#### TEXT EXCERPT
As time went by, I got more and more complex, with tracks that had literally 200 sound effect samples at my disposal, 10 to 15 breakbeats, and many tracks were insanely edited - I made tracks where every bar was edited in one way or another. I pushed and pushed... always wanting to do more, to see how far I could go.

And then things changed. It was gradual, and it was caused by having children, giving up weed, getting my head together, and having both stability around me and a reason to make music other than "just because". And also, by the fact that I had sort of done everything I could do on that path. And a major change for me was time - when you have kids, you can no longer afford to spend a week editing a beat and clowning about with samples that you are unlikely to use. You gotta get that beat done and move on if you ever want to finish the track.

Another change was that I gained a small amount of wisdom from age and experience - it became clear to me that all of my most successful and loved tracks were the ones I kinda flung together. All the ones I spent forever on? No one cared. And interestingly, when I listened back to my older work, I also preferred the ones I flung together without thought over the ones I laboured over.

So then, without any conscious decision on my part, I found my approach to making music changed. It became about capturing the instant when its good, and hunting down that moment. So instead of spending 2 days rewriting a riff again and again, I use the first one that comes to hand. And if the first one isn't good, the second one. I might even try 3 or 4. But I do NOT spend a long-time labouring over it, because I think in doing so, something is lost. Early rave was very spontaneous, we thought at the time it was throwaway music and the equipment didn’t allow you to mess about endlessly. There was neither the sample space nor the ability to save eq nor the stability - things crashed, a lot. You have BETTER get that track recorded in, cos you could literally lose it forever. That happened more often than you might imagine.

Of course we cared about the music we were making back then as we do now, but we were never thinking of making perfect music, to be enjoyed by all, with a perfect eq, ideal for clubs and for radio one and at concerts and at live performances. No. We were trying to make wicked tunes that we wanted to hear at on a big system in a dingy club or warehouse, something that would thrill with its audacity and energy.

So yeah, my production methods and reasoning changed, and it became both easier and much, much harder. Now, I try to capture that reckless, don’t give a shit, inspirational and chaotic energy. I try not to over think. To do it, I have to forget many of the things I learned about how to make music properly - a good example is, we all know now you cannot have a bassline AND a kick drum. But... we used to. All of the big Jimmy J & Cru-l-t stuff did. The reason we "can’t" do that now is because since the early 90s we all learned about how to produce music, and we all know now that both a kick drum and a bassline hit the same frequencies, so they interfere with each other. OH NO! But wait...why do we care about that? Thats all studio talk. It is true that maybe doing that will result in a track with a muddier low end. But...so what? Does the track excite you? Does it thrill? Does it make you want to bounce off the walls? And is that combination part of that? If so, fuck it, it stays.
########
#### STORED RECORDS
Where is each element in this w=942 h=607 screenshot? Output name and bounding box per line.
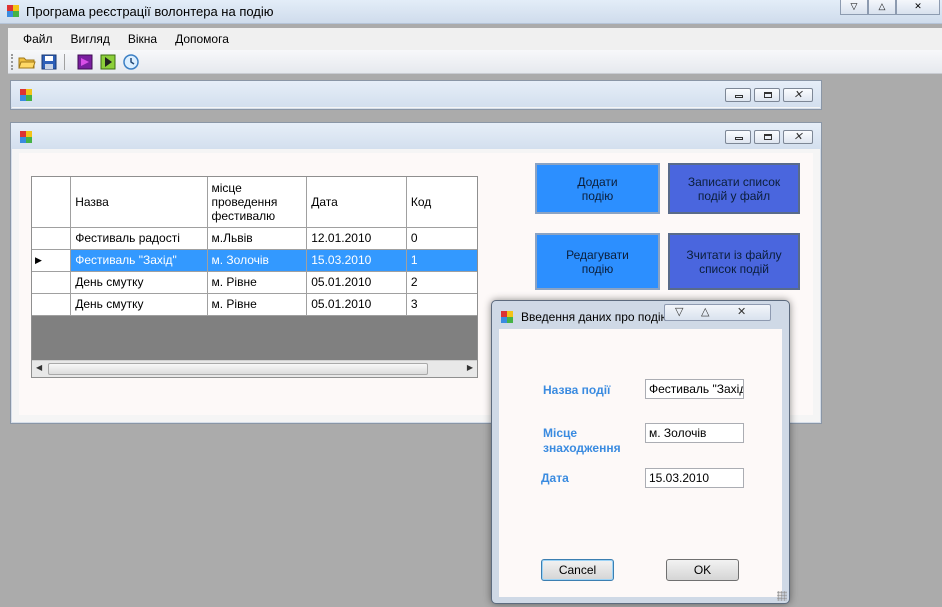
write-to-file-button[interactable]: Записати список подій у файл bbox=[668, 163, 800, 214]
dialog-caption-buttons: ▽ △ ✕ bbox=[664, 304, 771, 321]
toolbar-grip[interactable] bbox=[11, 54, 14, 70]
event-place-field[interactable]: м. Золочів bbox=[645, 423, 744, 443]
dialog-close-button[interactable]: ✕ bbox=[737, 305, 746, 318]
row-header[interactable] bbox=[32, 271, 72, 294]
dialog-minimize-button[interactable]: ▽ bbox=[675, 305, 683, 318]
child-window-events-titlebar[interactable]: ✕ bbox=[11, 123, 821, 149]
child-back-close-button[interactable]: ✕ bbox=[783, 88, 813, 102]
grid-header-row: Назва місце проведення фестивалю Дата Ко… bbox=[32, 177, 477, 228]
cell-date[interactable]: 15.03.2010 bbox=[306, 249, 407, 272]
toolbar-separator bbox=[64, 54, 65, 70]
save-icon[interactable] bbox=[40, 53, 58, 71]
grid-corner-header[interactable] bbox=[32, 177, 72, 228]
menu-view[interactable]: Вигляд bbox=[62, 32, 119, 46]
add-event-button[interactable]: Додати подію bbox=[535, 163, 660, 214]
event-date-label: Дата bbox=[541, 471, 569, 485]
write-to-file-label: Записати список подій у файл bbox=[687, 174, 781, 203]
ok-button[interactable]: OK bbox=[666, 559, 739, 581]
table-row-selected[interactable]: ▶ Фестиваль "Захід" м. Золочів 15.03.201… bbox=[32, 249, 477, 272]
child-app-icon bbox=[20, 131, 33, 144]
child-restore-button[interactable] bbox=[754, 130, 780, 144]
column-header-place[interactable]: місце проведення фестивалю bbox=[207, 177, 308, 228]
current-row-arrow-icon: ▶ bbox=[35, 254, 42, 265]
scroll-right-arrow-icon[interactable]: ▶ bbox=[467, 363, 473, 372]
scrollbar-thumb[interactable] bbox=[48, 363, 428, 375]
app-icon bbox=[7, 5, 20, 18]
cell-code[interactable]: 2 bbox=[406, 271, 477, 294]
event-place-label-line2: знаходження bbox=[543, 441, 621, 455]
cell-code[interactable]: 3 bbox=[406, 293, 477, 316]
menu-bar: Файл Вигляд Вікна Допомога bbox=[8, 28, 942, 50]
cell-code[interactable]: 1 bbox=[406, 249, 477, 272]
cell-date[interactable]: 05.01.2010 bbox=[306, 271, 407, 294]
cell-place[interactable]: м.Львів bbox=[207, 227, 308, 250]
event-date-field[interactable]: 15.03.2010 bbox=[645, 468, 744, 488]
column-header-date[interactable]: Дата bbox=[306, 177, 407, 228]
menu-file[interactable]: Файл bbox=[14, 32, 62, 46]
event-name-label: Назва події bbox=[543, 383, 611, 397]
child-minimize-button[interactable] bbox=[725, 130, 751, 144]
app-title: Програма реєстрації волонтера на подію bbox=[26, 4, 274, 19]
edit-event-label: Редагувати подію bbox=[566, 247, 629, 276]
green-play-icon[interactable] bbox=[99, 53, 117, 71]
add-event-label: Додати подію bbox=[577, 174, 618, 203]
menu-help[interactable]: Допомога bbox=[166, 32, 238, 46]
read-from-file-button[interactable]: Зчитати із файлу список подій bbox=[668, 233, 800, 290]
main-title-bar: Програма реєстрації волонтера на подію ▽… bbox=[0, 0, 942, 24]
cell-name[interactable]: День смутку bbox=[70, 293, 208, 316]
cell-date[interactable]: 12.01.2010 bbox=[306, 227, 407, 250]
cell-name[interactable]: Фестиваль радості bbox=[70, 227, 208, 250]
dialog-maximize-button[interactable]: △ bbox=[701, 305, 709, 318]
maximize-button[interactable]: △ bbox=[868, 0, 896, 15]
table-row[interactable]: День смутку м. Рівне 05.01.2010 2 bbox=[32, 271, 477, 294]
close-button[interactable]: ✕ bbox=[896, 0, 940, 15]
events-data-grid[interactable]: Назва місце проведення фестивалю Дата Ко… bbox=[31, 176, 478, 378]
cell-place[interactable]: м. Рівне bbox=[207, 293, 308, 316]
cell-place[interactable]: м. Золочів bbox=[207, 249, 308, 272]
dialog-app-icon bbox=[501, 311, 514, 324]
event-place-label-line1: Місце bbox=[543, 426, 578, 440]
row-header[interactable] bbox=[32, 227, 72, 250]
child-back-minimize-button[interactable] bbox=[725, 88, 751, 102]
child-app-icon bbox=[20, 89, 33, 102]
scroll-left-arrow-icon[interactable]: ◀ bbox=[36, 363, 42, 372]
cell-place[interactable]: м. Рівне bbox=[207, 271, 308, 294]
child-window-back: ✕ bbox=[10, 80, 822, 110]
cell-code[interactable]: 0 bbox=[406, 227, 477, 250]
table-row[interactable]: Фестиваль радості м.Львів 12.01.2010 0 bbox=[32, 227, 477, 250]
dialog-title: Введення даних про подію bbox=[521, 310, 670, 324]
cell-name[interactable]: День смутку bbox=[70, 271, 208, 294]
row-header-current[interactable]: ▶ bbox=[32, 249, 72, 272]
cancel-button[interactable]: Cancel bbox=[541, 559, 614, 581]
resize-grip-icon[interactable] bbox=[777, 591, 787, 601]
child-close-button[interactable]: ✕ bbox=[783, 130, 813, 144]
event-name-field[interactable]: Фестиваль "Захід" bbox=[645, 379, 744, 399]
grid-horizontal-scrollbar[interactable]: ◀ ▶ bbox=[32, 360, 477, 377]
column-header-code[interactable]: Код bbox=[406, 177, 477, 228]
clock-icon[interactable] bbox=[122, 53, 140, 71]
open-folder-icon[interactable] bbox=[18, 53, 36, 71]
minimize-button[interactable]: ▽ bbox=[840, 0, 868, 15]
purple-icon[interactable] bbox=[76, 53, 94, 71]
row-header[interactable] bbox=[32, 293, 72, 316]
menu-windows[interactable]: Вікна bbox=[119, 32, 166, 46]
read-from-file-label: Зчитати із файлу список подій bbox=[686, 247, 782, 276]
dialog-client-area: Назва події Фестиваль "Захід" Місце знах… bbox=[499, 329, 782, 597]
toolbar bbox=[8, 50, 942, 74]
cell-date[interactable]: 05.01.2010 bbox=[306, 293, 407, 316]
column-header-name[interactable]: Назва bbox=[70, 177, 208, 228]
edit-event-button[interactable]: Редагувати подію bbox=[535, 233, 660, 290]
table-row[interactable]: День смутку м. Рівне 05.01.2010 3 bbox=[32, 293, 477, 316]
cell-name[interactable]: Фестиваль "Захід" bbox=[70, 249, 208, 272]
child-window-back-titlebar[interactable]: ✕ bbox=[11, 81, 821, 107]
event-data-dialog: Введення даних про подію ▽ △ ✕ Назва под… bbox=[491, 300, 790, 604]
child-back-restore-button[interactable] bbox=[754, 88, 780, 102]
########
◆ JOBS:
(A) According to the essay on making music, which of the writer's tracks turned out to be the most successful and loved?
(B) Reproduce the essay on making music word for word, beginning at the words "So then, without" and stopping after "you might imagine.".
(C) Write the next part of the essay on making music, picking up after its last paragraph.

◆ ANSWERS PER TASK:
(A) The ones the writer kinda flung together.

(B)
So then, without any conscious decision on my part, I found my approach to making music changed. It became about capturing the instant when its good, and hunting down that moment. So instead of spending 2 days rewriting a riff again and again, I use the first one that comes to hand. And if the first one isn't good, the second one. I might even try 3 or 4. But I do NOT spend a long-time labouring over it, because I think in doing so, something is lost. Early rave was very spontaneous, we thought at the time it was throwaway music and the equipment didn’t allow you to mess about endlessly. There was neither the sample space nor the ability to save eq nor the stability - things crashed, a lot. You have BETTER get that track recorded in, cos you could literally lose it forever. That happened more often than you might imagine.

(C)
The trick is not to stop doing those things that are "wrong" - the trick is to then spend time on the production to keep that incorrect element, but make it work all the same. In the end, it comes down to this: A boring piece of music with brilliant and perfect production...is still a boring piece of music. A brilliant piece of music with shit production...is still a brilliant piece of music. Obviously, and ideally, you want brilliant music with brilliant production...but even then, define "brilliant"? That doesn’t mean it has to have every frequency in exactly the right place. In fact, I would argue that mode of thinking is what has made so much modern music so utterly lifeless and dead. Well done, your latest track has been put through all the analyzers and is now exactly the same as everyone else’s. Yawn.

Anyway, so, that changed. And at the same time, HOW I work changed in that now I start with whatever excites me. Quite often, I make the middle of a track, and then I add the beginning, and then I add the end, and then I like the end bit more than the middle, so I move the end bit to the start lol...

In a nutshell, I have worked hard to abandon all the rules and structure and methods and formula that I used to rely on, and to instead treat the actual creation aspect with the reverence it deserves. And at the same time, to cope with that, I have got all my samples and studio is the sharpest order it has ever been, so that I can work fast, everything is at my fingertips. When inspiration strikes, I can sit down and find what I want to find in seconds. I started out on all hardware in the early 90's, I changed to software and VSTs in the 2000's. I hated it, it sucked the joy out of making music for me. So I went back to hardware, and that’s where I am happy. Nowadays, if I have something I want to do, I have a studio that I have designed to work for me the way I like to work.

One last thing to add on this subject, and it is important. There is NO one correct way to make any art, just as there is no one correct way to live. My method? I made it for me, to please me, to get the results I like for me. If you read all of the above and say "I would never work like that" then that is absolutely fine, and that is also as it should be. Do it all on a laptop. Do it all on hardware. Use an amiga, or the latest apple computer. Play riffs on a midi guitar. Draw each note one at a time. Use VSTs, or don't. Spend all your time analyzing everything or ignore all of that and trust your ears. In the end, if it makes you happy, and you get the results you love? Then no matter what anyone else says, you are doing it right.

Can you remember the first time you heard one of your tunes played at a rave by a big established DJ? Who was the DJ and how did it make you feel seeing all those people dancing to your music?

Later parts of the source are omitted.